BEGIN EXERCISE INPUT

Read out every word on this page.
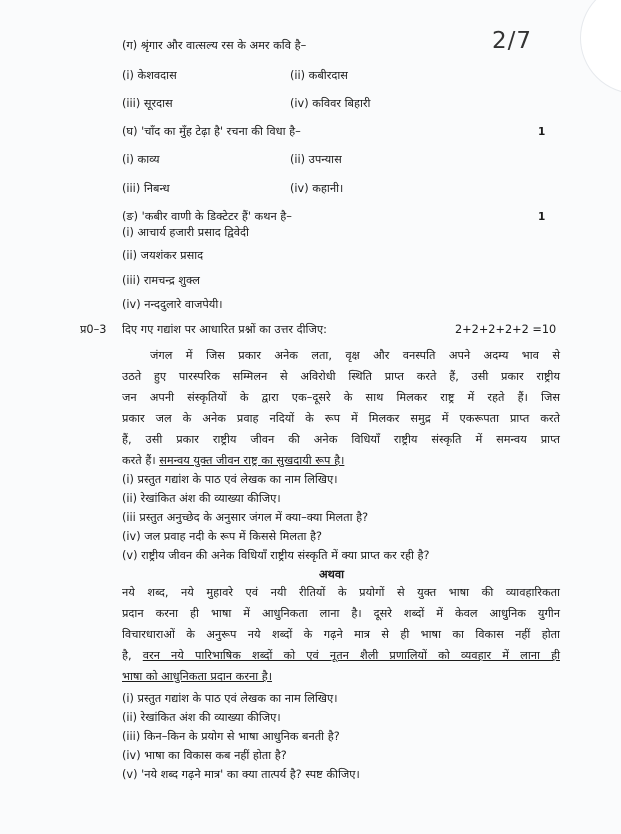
2/7
(ग) श्रृंगार और वात्सल्य रस के अमर कवि है–
(i) केशवदास	(ii) कबीरदास
(iii) सूरदास	(iv) कविवर बिहारी
(घ) 'चाँद का मुँह टेढ़ा है' रचना की विधा है–	1
(i) काव्य	(ii) उपन्यास
(iii) निबन्ध	(iv) कहानी।
(ङ) 'कबीर वाणी के डिक्टेटर हैं' कथन है–	1
(i) आचार्य हजारी प्रसाद द्विवेदी
(ii) जयशंकर प्रसाद
(iii) रामचन्द्र शुक्ल
(iv) नन्ददुलारे वाजपेयी।
प्र0–3 दिए गए गद्यांश पर आधारित प्रश्नों का उत्तर दीजिए:	2+2+2+2+2 =10
जंगल में जिस प्रकार अनेक लता, वृक्ष और वनस्पति अपने अदम्य भाव से
उठते हुए पारस्परिक सम्मिलन से अविरोधी स्थिति प्राप्त करते हैं, उसी प्रकार राष्ट्रीय
जन अपनी संस्कृतियों के द्वारा एक–दूसरे के साथ मिलकर राष्ट्र में रहते हैं। जिस
प्रकार जल के अनेक प्रवाह नदियों के रूप में मिलकर समुद्र में एकरूपता प्राप्त करते
हैं, उसी प्रकार राष्ट्रीय जीवन की अनेक विधियाँ राष्ट्रीय संस्कृति में समन्वय प्राप्त
करते हैं। समन्वय युक्त जीवन राष्ट्र का सुखदायी रूप है।
(i) प्रस्तुत गद्यांश के पाठ एवं लेखक का नाम लिखिए।
(ii) रेखांकित अंश की व्याख्या कीजिए।
(iii प्रस्तुत अनुच्छेद के अनुसार जंगल में क्या–क्या मिलता है?
(iv) जल प्रवाह नदी के रूप में किससे मिलता है?
(v) राष्ट्रीय जीवन की अनेक विधियाँ राष्ट्रीय संस्कृति में क्या प्राप्त कर रही है?
अथवा
नये शब्द, नये मुहावरे एवं नयी रीतियों के प्रयोगों से युक्त भाषा की व्यावहारिकता
प्रदान करना ही भाषा में आधुनिकता लाना है। दूसरे शब्दों में केवल आधुनिक युगीन
विचारधाराओं के अनुरूप नये शब्दों के गढ़ने मात्र से ही भाषा का विकास नहीं होता
है, वरन नये पारिभाषिक शब्दों को एवं नूतन शैली प्रणालियों को व्यवहार में लाना ही
भाषा को आधुनिकता प्रदान करना है।
(i) प्रस्तुत गद्यांश के पाठ एवं लेखक का नाम लिखिए।
(ii) रेखांकित अंश की व्याख्या कीजिए।
(iii) किन–किन के प्रयोग से भाषा आधुनिक बनती है?
(iv) भाषा का विकास कब नहीं होता है?
(v) 'नये शब्द गढ़ने मात्र' का क्या तात्पर्य है? स्पष्ट कीजिए।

END EXERCISE INPUT

### WRITTEN TASK:
Reproduce the entries above word for word. Pictures stay out.

### ANSWER TO THE EXERCISE:
Read out every word on this page.
2/7
(ग) श्रृंगार और वात्सल्य रस के अमर कवि है–
(i) केशवदास	(ii) कबीरदास
(iii) सूरदास	(iv) कविवर बिहारी
(घ) 'चाँद का मुँह टेढ़ा है' रचना की विधा है–	1
(i) काव्य	(ii) उपन्यास
(iii) निबन्ध	(iv) कहानी।
(ङ) 'कबीर वाणी के डिक्टेटर हैं' कथन है–	1
(i) आचार्य हजारी प्रसाद द्विवेदी
(ii) जयशंकर प्रसाद
(iii) रामचन्द्र शुक्ल
(iv) नन्ददुलारे वाजपेयी।
प्र0–3 दिए गए गद्यांश पर आधारित प्रश्नों का उत्तर दीजिए:	2+2+2+2+2 =10
जंगल में जिस प्रकार अनेक लता, वृक्ष और वनस्पति अपने अदम्य भाव से
उठते हुए पारस्परिक सम्मिलन से अविरोधी स्थिति प्राप्त करते हैं, उसी प्रकार राष्ट्रीय
जन अपनी संस्कृतियों के द्वारा एक–दूसरे के साथ मिलकर राष्ट्र में रहते हैं। जिस
प्रकार जल के अनेक प्रवाह नदियों के रूप में मिलकर समुद्र में एकरूपता प्राप्त करते
हैं, उसी प्रकार राष्ट्रीय जीवन की अनेक विधियाँ राष्ट्रीय संस्कृति में समन्वय प्राप्त
करते हैं। समन्वय युक्त जीवन राष्ट्र का सुखदायी रूप है।
(i) प्रस्तुत गद्यांश के पाठ एवं लेखक का नाम लिखिए।
(ii) रेखांकित अंश की व्याख्या कीजिए।
(iii प्रस्तुत अनुच्छेद के अनुसार जंगल में क्या–क्या मिलता है?
(iv) जल प्रवाह नदी के रूप में किससे मिलता है?
(v) राष्ट्रीय जीवन की अनेक विधियाँ राष्ट्रीय संस्कृति में क्या प्राप्त कर रही है?
अथवा
नये शब्द, नये मुहावरे एवं नयी रीतियों के प्रयोगों से युक्त भाषा की व्यावहारिकता
प्रदान करना ही भाषा में आधुनिकता लाना है। दूसरे शब्दों में केवल आधुनिक युगीन
विचारधाराओं के अनुरूप नये शब्दों के गढ़ने मात्र से ही भाषा का विकास नहीं होता
है, वरन नये पारिभाषिक शब्दों को एवं नूतन शैली प्रणालियों को व्यवहार में लाना ही
भाषा को आधुनिकता प्रदान करना है।
(i) प्रस्तुत गद्यांश के पाठ एवं लेखक का नाम लिखिए।
(ii) रेखांकित अंश की व्याख्या कीजिए।
(iii) किन–किन के प्रयोग से भाषा आधुनिक बनती है?
(iv) भाषा का विकास कब नहीं होता है?
(v) 'नये शब्द गढ़ने मात्र' का क्या तात्पर्य है? स्पष्ट कीजिए।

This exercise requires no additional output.